### OBJECTIVE
Extract all lines that hold the string "Mass".

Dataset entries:
========

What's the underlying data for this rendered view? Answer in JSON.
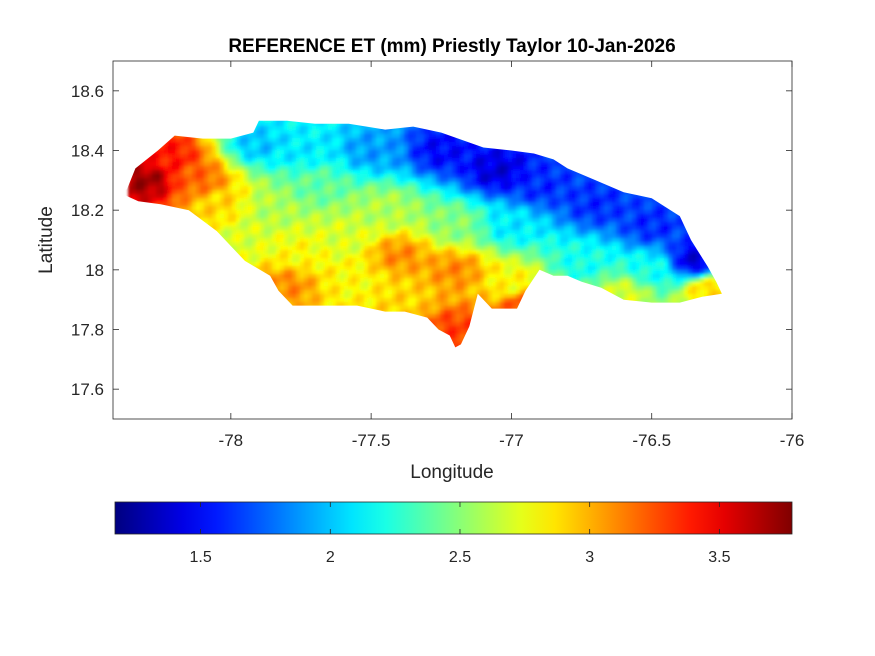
{
  "chart_data": {
    "type": "heatmap",
    "title": "REFERENCE ET (mm) Priestly Taylor 10-Jan-2026",
    "xlabel": "Longitude",
    "ylabel": "Latitude",
    "xlim": [
      -78.42,
      -76.0
    ],
    "ylim": [
      17.5,
      18.7
    ],
    "x_ticks": [
      -78,
      -77.5,
      -77,
      -76.5,
      -76
    ],
    "x_tick_labels": [
      "-78",
      "-77.5",
      "-77",
      "-76.5",
      "-76"
    ],
    "y_ticks": [
      17.6,
      17.8,
      18.0,
      18.2,
      18.4,
      18.6
    ],
    "y_tick_labels": [
      "17.6",
      "17.8",
      "18",
      "18.2",
      "18.4",
      "18.6"
    ],
    "colorbar": {
      "colormap": "jet",
      "clim": [
        1.17,
        3.78
      ],
      "ticks": [
        1.5,
        2,
        2.5,
        3,
        3.5
      ],
      "tick_labels": [
        "1.5",
        "2",
        "2.5",
        "3",
        "3.5"
      ],
      "orientation": "horizontal",
      "placement": "below"
    },
    "grid": false,
    "region_outline": [
      [
        -78.37,
        18.27
      ],
      [
        -78.34,
        18.34
      ],
      [
        -78.26,
        18.4
      ],
      [
        -78.2,
        18.45
      ],
      [
        -78.1,
        18.44
      ],
      [
        -78.0,
        18.44
      ],
      [
        -77.92,
        18.46
      ],
      [
        -77.9,
        18.5
      ],
      [
        -77.8,
        18.5
      ],
      [
        -77.7,
        18.49
      ],
      [
        -77.58,
        18.49
      ],
      [
        -77.45,
        18.47
      ],
      [
        -77.35,
        18.48
      ],
      [
        -77.25,
        18.46
      ],
      [
        -77.1,
        18.41
      ],
      [
        -77.0,
        18.4
      ],
      [
        -76.92,
        18.39
      ],
      [
        -76.85,
        18.37
      ],
      [
        -76.8,
        18.34
      ],
      [
        -76.7,
        18.3
      ],
      [
        -76.6,
        18.26
      ],
      [
        -76.5,
        18.24
      ],
      [
        -76.4,
        18.18
      ],
      [
        -76.36,
        18.1
      ],
      [
        -76.3,
        18.01
      ],
      [
        -76.27,
        17.96
      ],
      [
        -76.25,
        17.92
      ],
      [
        -76.32,
        17.91
      ],
      [
        -76.4,
        17.89
      ],
      [
        -76.5,
        17.89
      ],
      [
        -76.6,
        17.9
      ],
      [
        -76.68,
        17.94
      ],
      [
        -76.75,
        17.96
      ],
      [
        -76.8,
        17.98
      ],
      [
        -76.85,
        17.98
      ],
      [
        -76.9,
        18.0
      ],
      [
        -76.95,
        17.93
      ],
      [
        -76.98,
        17.87
      ],
      [
        -77.03,
        17.87
      ],
      [
        -77.07,
        17.87
      ],
      [
        -77.12,
        17.92
      ],
      [
        -77.15,
        17.81
      ],
      [
        -77.18,
        17.75
      ],
      [
        -77.2,
        17.74
      ],
      [
        -77.22,
        17.78
      ],
      [
        -77.26,
        17.8
      ],
      [
        -77.3,
        17.84
      ],
      [
        -77.38,
        17.86
      ],
      [
        -77.45,
        17.86
      ],
      [
        -77.55,
        17.88
      ],
      [
        -77.7,
        17.88
      ],
      [
        -77.78,
        17.88
      ],
      [
        -77.83,
        17.93
      ],
      [
        -77.86,
        17.98
      ],
      [
        -77.95,
        18.03
      ],
      [
        -78.0,
        18.08
      ],
      [
        -78.05,
        18.13
      ],
      [
        -78.15,
        18.2
      ],
      [
        -78.25,
        18.22
      ],
      [
        -78.33,
        18.23
      ],
      [
        -78.4,
        18.26
      ]
    ],
    "field_anchors": [
      {
        "lon": -78.3,
        "lat": 18.3,
        "value": 3.7
      },
      {
        "lon": -78.22,
        "lat": 18.38,
        "value": 3.4
      },
      {
        "lon": -78.12,
        "lat": 18.3,
        "value": 3.2
      },
      {
        "lon": -78.05,
        "lat": 18.22,
        "value": 2.9
      },
      {
        "lon": -77.95,
        "lat": 18.1,
        "value": 2.7
      },
      {
        "lon": -77.85,
        "lat": 18.2,
        "value": 2.6
      },
      {
        "lon": -77.8,
        "lat": 17.95,
        "value": 3.1
      },
      {
        "lon": -77.75,
        "lat": 18.05,
        "value": 2.8
      },
      {
        "lon": -77.9,
        "lat": 18.42,
        "value": 2.0
      },
      {
        "lon": -77.75,
        "lat": 18.4,
        "value": 2.1
      },
      {
        "lon": -77.5,
        "lat": 18.4,
        "value": 1.9
      },
      {
        "lon": -77.25,
        "lat": 18.4,
        "value": 1.5
      },
      {
        "lon": -77.05,
        "lat": 18.33,
        "value": 1.4
      },
      {
        "lon": -76.9,
        "lat": 18.28,
        "value": 1.6
      },
      {
        "lon": -76.7,
        "lat": 18.22,
        "value": 1.6
      },
      {
        "lon": -76.5,
        "lat": 18.15,
        "value": 1.6
      },
      {
        "lon": -76.35,
        "lat": 18.03,
        "value": 1.4
      },
      {
        "lon": -76.5,
        "lat": 18.0,
        "value": 2.2
      },
      {
        "lon": -76.75,
        "lat": 18.02,
        "value": 2.2
      },
      {
        "lon": -76.6,
        "lat": 17.92,
        "value": 2.7
      },
      {
        "lon": -76.3,
        "lat": 17.93,
        "value": 2.9
      },
      {
        "lon": -77.0,
        "lat": 18.15,
        "value": 2.1
      },
      {
        "lon": -77.0,
        "lat": 17.95,
        "value": 2.8
      },
      {
        "lon": -76.95,
        "lat": 17.88,
        "value": 3.3
      },
      {
        "lon": -77.2,
        "lat": 18.15,
        "value": 2.5
      },
      {
        "lon": -77.2,
        "lat": 18.0,
        "value": 3.1
      },
      {
        "lon": -77.2,
        "lat": 17.8,
        "value": 3.3
      },
      {
        "lon": -77.4,
        "lat": 18.05,
        "value": 3.1
      },
      {
        "lon": -77.45,
        "lat": 18.2,
        "value": 2.6
      },
      {
        "lon": -77.6,
        "lat": 18.1,
        "value": 2.7
      },
      {
        "lon": -77.55,
        "lat": 17.95,
        "value": 2.8
      },
      {
        "lon": -77.4,
        "lat": 17.9,
        "value": 2.9
      },
      {
        "lon": -77.7,
        "lat": 18.28,
        "value": 2.4
      }
    ]
  }
}
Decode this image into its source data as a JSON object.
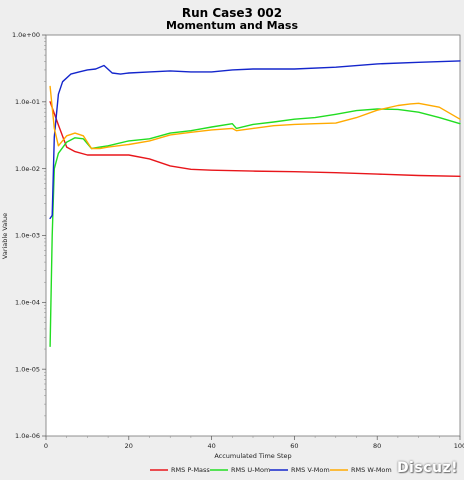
{
  "chart_data": {
    "type": "line",
    "title": "Run Case3 002",
    "subtitle": "Momentum and Mass",
    "xlabel": "Accumulated Time Step",
    "ylabel": "Variable Value",
    "xlim": [
      0,
      100
    ],
    "ylim": [
      1e-06,
      1
    ],
    "yscale": "log",
    "x_ticks": [
      "0",
      "20",
      "40",
      "60",
      "80",
      "100"
    ],
    "y_ticks": [
      "1.0e-06",
      "1.0e-05",
      "1.0e-04",
      "1.0e-03",
      "1.0e-02",
      "1.0e-01",
      "1.0e+00"
    ],
    "grid": false,
    "legend_position": "bottom",
    "series": [
      {
        "name": "RMS P-Mass",
        "color": "#e8161b",
        "x": [
          1,
          3,
          5,
          7,
          10,
          15,
          20,
          25,
          30,
          35,
          40,
          50,
          60,
          70,
          80,
          90,
          100
        ],
        "y": [
          0.1,
          0.045,
          0.021,
          0.018,
          0.016,
          0.016,
          0.016,
          0.014,
          0.011,
          0.0098,
          0.0095,
          0.0092,
          0.009,
          0.0087,
          0.0083,
          0.0079,
          0.0077
        ]
      },
      {
        "name": "RMS U-Mom",
        "color": "#22dd22",
        "x": [
          1,
          1.5,
          2,
          3,
          5,
          7,
          9,
          11,
          13,
          15,
          20,
          25,
          30,
          35,
          40,
          45,
          46,
          50,
          55,
          60,
          65,
          70,
          75,
          80,
          85,
          90,
          95,
          100
        ],
        "y": [
          2.2e-05,
          0.001,
          0.01,
          0.017,
          0.025,
          0.029,
          0.028,
          0.02,
          0.021,
          0.022,
          0.026,
          0.028,
          0.034,
          0.037,
          0.042,
          0.047,
          0.04,
          0.046,
          0.05,
          0.055,
          0.058,
          0.065,
          0.074,
          0.078,
          0.077,
          0.07,
          0.058,
          0.047
        ]
      },
      {
        "name": "RMS V-Mom",
        "color": "#1426cc",
        "x": [
          1,
          1.5,
          2,
          3,
          4,
          6,
          8,
          10,
          12,
          14,
          16,
          18,
          20,
          25,
          30,
          35,
          40,
          45,
          50,
          60,
          70,
          80,
          90,
          100
        ],
        "y": [
          0.0018,
          0.002,
          0.03,
          0.13,
          0.2,
          0.26,
          0.28,
          0.3,
          0.31,
          0.35,
          0.27,
          0.26,
          0.27,
          0.28,
          0.29,
          0.28,
          0.28,
          0.3,
          0.31,
          0.31,
          0.33,
          0.37,
          0.39,
          0.41
        ]
      },
      {
        "name": "RMS W-Mom",
        "color": "#ffaa00",
        "x": [
          1,
          2,
          3,
          5,
          7,
          9,
          11,
          13,
          15,
          20,
          25,
          30,
          35,
          40,
          45,
          46,
          50,
          55,
          60,
          65,
          70,
          75,
          80,
          85,
          88,
          90,
          95,
          100
        ],
        "y": [
          0.17,
          0.04,
          0.022,
          0.031,
          0.034,
          0.031,
          0.02,
          0.02,
          0.021,
          0.023,
          0.026,
          0.032,
          0.035,
          0.038,
          0.04,
          0.037,
          0.04,
          0.044,
          0.046,
          0.047,
          0.048,
          0.058,
          0.075,
          0.088,
          0.093,
          0.095,
          0.083,
          0.055
        ]
      }
    ]
  },
  "watermark": "Discuz!"
}
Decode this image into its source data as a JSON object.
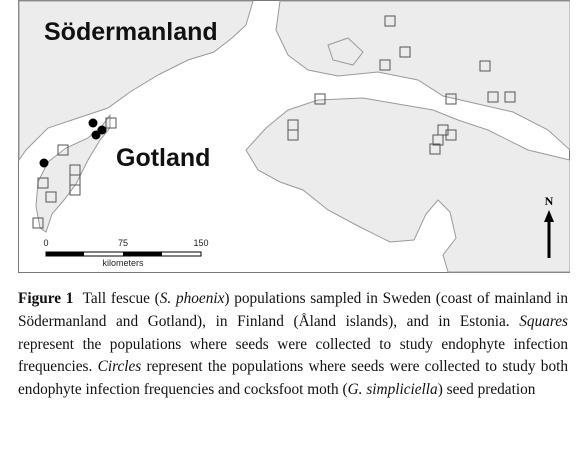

========

### WRITTEN ANSWER
    "subtitle": "Momentum and Mass",
        "name": "RMS P-Mass",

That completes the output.